(Saved entries)

┄┄┄┄┄┄┄┄┄┄

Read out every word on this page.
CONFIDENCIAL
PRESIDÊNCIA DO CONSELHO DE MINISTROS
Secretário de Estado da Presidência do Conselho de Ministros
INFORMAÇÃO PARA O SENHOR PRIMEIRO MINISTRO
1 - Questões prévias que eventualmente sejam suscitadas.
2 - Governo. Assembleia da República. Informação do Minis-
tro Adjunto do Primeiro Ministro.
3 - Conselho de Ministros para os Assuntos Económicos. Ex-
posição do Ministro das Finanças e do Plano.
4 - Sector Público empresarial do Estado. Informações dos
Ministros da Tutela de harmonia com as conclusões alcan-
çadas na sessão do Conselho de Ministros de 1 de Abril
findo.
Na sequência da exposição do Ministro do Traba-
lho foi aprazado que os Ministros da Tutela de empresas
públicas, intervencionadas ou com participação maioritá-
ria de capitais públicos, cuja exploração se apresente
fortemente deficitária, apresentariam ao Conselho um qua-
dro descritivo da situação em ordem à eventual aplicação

┄┄┄┄┄┄┄┄┄┄

- Instructions to follow -
Copy down the material exactly as written.

- Completed exercise -
Read out every word on this page.
CONFIDENCIAL
PRESIDÊNCIA DO CONSELHO DE MINISTROS
Secretário de Estado da Presidência do Conselho de Ministros
INFORMAÇÃO PARA O SENHOR PRIMEIRO MINISTRO
1 - Questões prévias que eventualmente sejam suscitadas.
2 - Governo. Assembleia da República. Informação do Minis-
tro Adjunto do Primeiro Ministro.
3 - Conselho de Ministros para os Assuntos Económicos. Ex-
posição do Ministro das Finanças e do Plano.
4 - Sector Público empresarial do Estado. Informações dos
Ministros da Tutela de harmonia com as conclusões alcan-
çadas na sessão do Conselho de Ministros de 1 de Abril
findo.
Na sequência da exposição do Ministro do Traba-
lho foi aprazado que os Ministros da Tutela de empresas
públicas, intervencionadas ou com participação maioritá-
ria de capitais públicos, cuja exploração se apresente
fortemente deficitária, apresentariam ao Conselho um qua-
dro descritivo da situação em ordem à eventual aplicação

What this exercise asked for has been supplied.